* START *
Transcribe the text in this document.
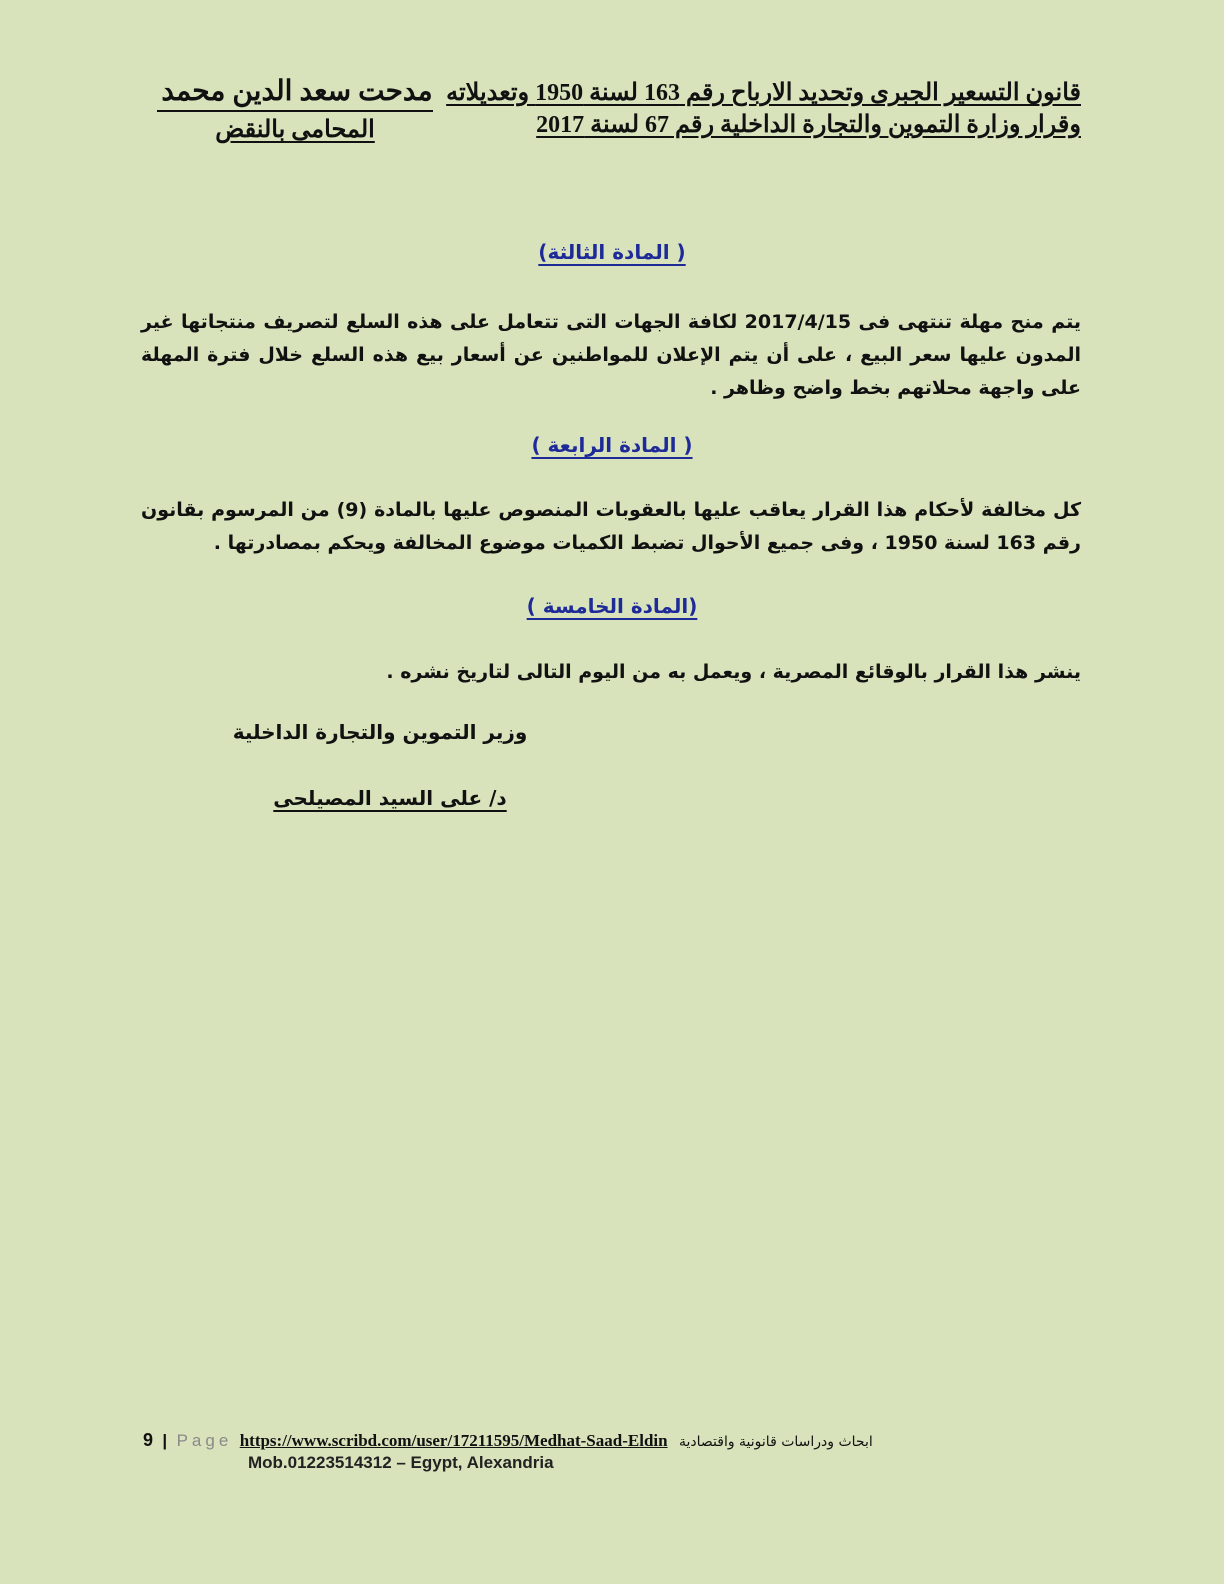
قانون التسعير الجبرى وتحديد الارباح رقم 163 لسنة 1950 وتعديلاته
وقرار وزارة التموين والتجارة الداخلية رقم 67 لسنة 2017
مدحت سعد الدين محمد
المحامى بالنقض
( المادة الثالثة)
يتم منح مهلة تنتهى فى 2017/4/15 لكافة الجهات التى تتعامل على هذه السلع لتصريف منتجاتها غير المدون عليها سعر البيع ، على أن يتم الإعلان للمواطنين عن أسعار بيع هذه السلع خلال فترة المهلة على واجهة محلاتهم بخط واضح وظاهر .
( المادة الرابعة )
كل مخالفة لأحكام هذا القرار يعاقب عليها بالعقوبات المنصوص عليها بالمادة (9) من المرسوم بقانون رقم 163 لسنة 1950 ، وفى جميع الأحوال تضبط الكميات موضوع المخالفة ويحكم بمصادرتها .
(المادة الخامسة )
ينشر هذا القرار بالوقائع المصرية ، ويعمل به من اليوم التالى لتاريخ نشره .
وزير التموين والتجارة الداخلية
د/ على السيد المصيلحى
9 | Page https://www.scribd.com/user/17211595/Medhat-Saad-Eldin ابحاث ودراسات قانونية واقتصادية
Mob.01223514312 – Egypt, Alexandria
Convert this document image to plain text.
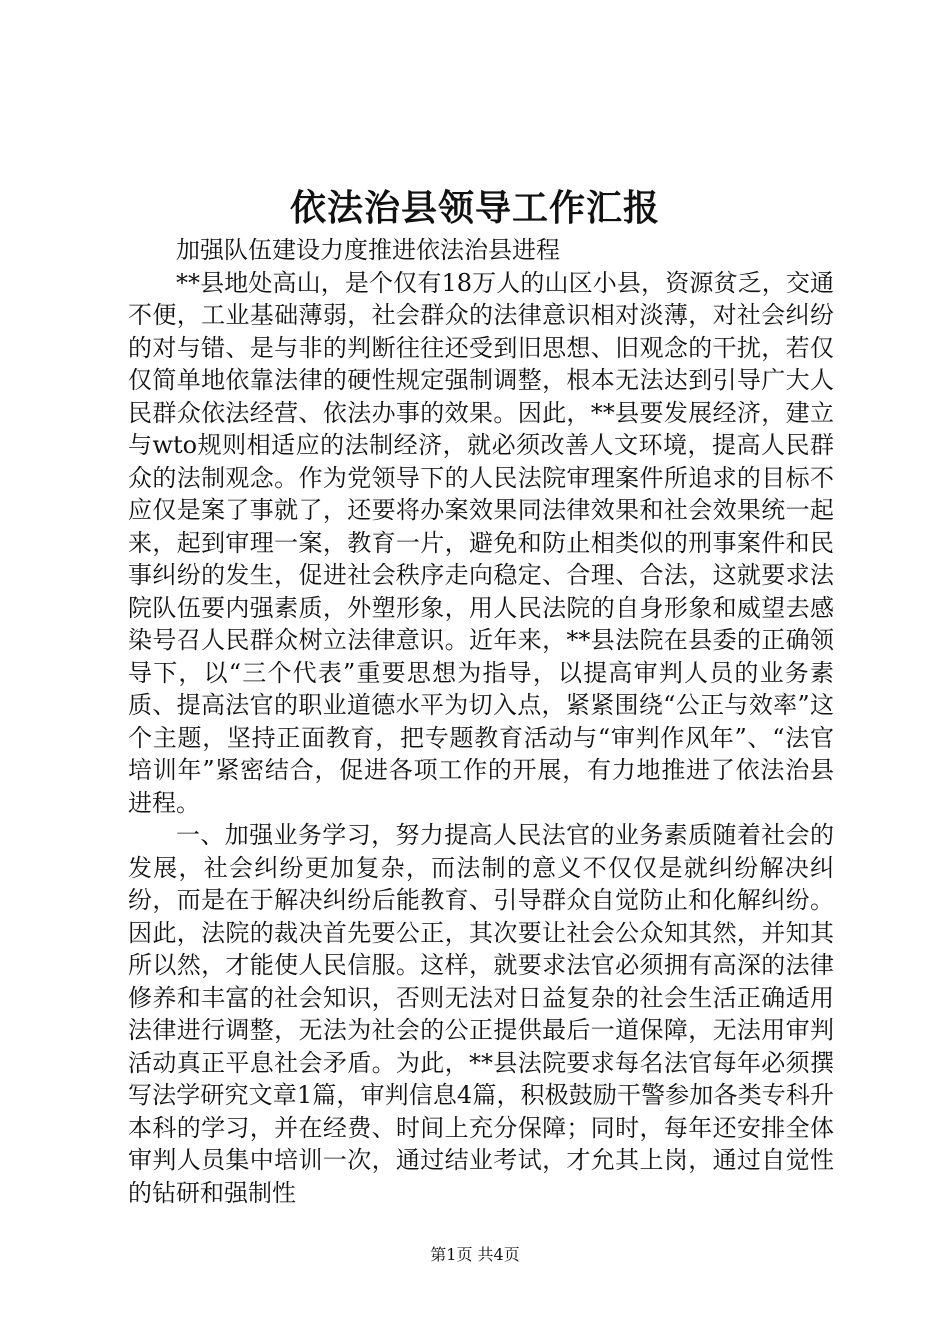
依法治县领导工作汇报

加强队伍建设力度推进依法治县进程

**县地处高山，是个仅有18万人的山区小县，资源贫乏，交通不便，工业基础薄弱，社会群众的法律意识相对淡薄，对社会纠纷的对与错、是与非的判断往往还受到旧思想、旧观念的干扰，若仅仅简单地依靠法律的硬性规定强制调整，根本无法达到引导广大人民群众依法经营、依法办事的效果。因此，**县要发展经济，建立与wto规则相适应的法制经济，就必须改善人文环境，提高人民群众的法制观念。作为党领导下的人民法院审理案件所追求的目标不应仅是案了事就了，还要将办案效果同法律效果和社会效果统一起来，起到审理一案，教育一片，避免和防止相类似的刑事案件和民事纠纷的发生，促进社会秩序走向稳定、合理、合法，这就要求法院队伍要内强素质，外塑形象，用人民法院的自身形象和威望去感染号召人民群众树立法律意识。近年来，**县法院在县委的正确领导下，以“三个代表”重要思想为指导，以提高审判人员的业务素质、提高法官的职业道德水平为切入点，紧紧围绕“公正与效率”这个主题，坚持正面教育，把专题教育活动与“审判作风年”、“法官培训年”紧密结合，促进各项工作的开展，有力地推进了依法治县进程。

一、加强业务学习，努力提高人民法官的业务素质随着社会的发展，社会纠纷更加复杂，而法制的意义不仅仅是就纠纷解决纠纷，而是在于解决纠纷后能教育、引导群众自觉防止和化解纠纷。因此，法院的裁决首先要公正，其次要让社会公众知其然，并知其所以然，才能使人民信服。这样，就要求法官必须拥有高深的法律修养和丰富的社会知识，否则无法对日益复杂的社会生活正确适用法律进行调整，无法为社会的公正提供最后一道保障，无法用审判活动真正平息社会矛盾。为此，**县法院要求每名法官每年必须撰写法学研究文章1篇，审判信息4篇，积极鼓励干警参加各类专科升本科的学习，并在经费、时间上充分保障；同时，每年还安排全体审判人员集中培训一次，通过结业考试，才允其上岗，通过自觉性的钻研和强制性

第1页 共4页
* END *
* **DESCRIPTION OF THE TASK**
Only lines with the word "الداخلية" are wanted, so copy each one from the records.

* **SOLUTION**
وقرار وزارة التموين والتجارة الداخلية رقم 67 لسنة 2017
وزير التموين والتجارة الداخلية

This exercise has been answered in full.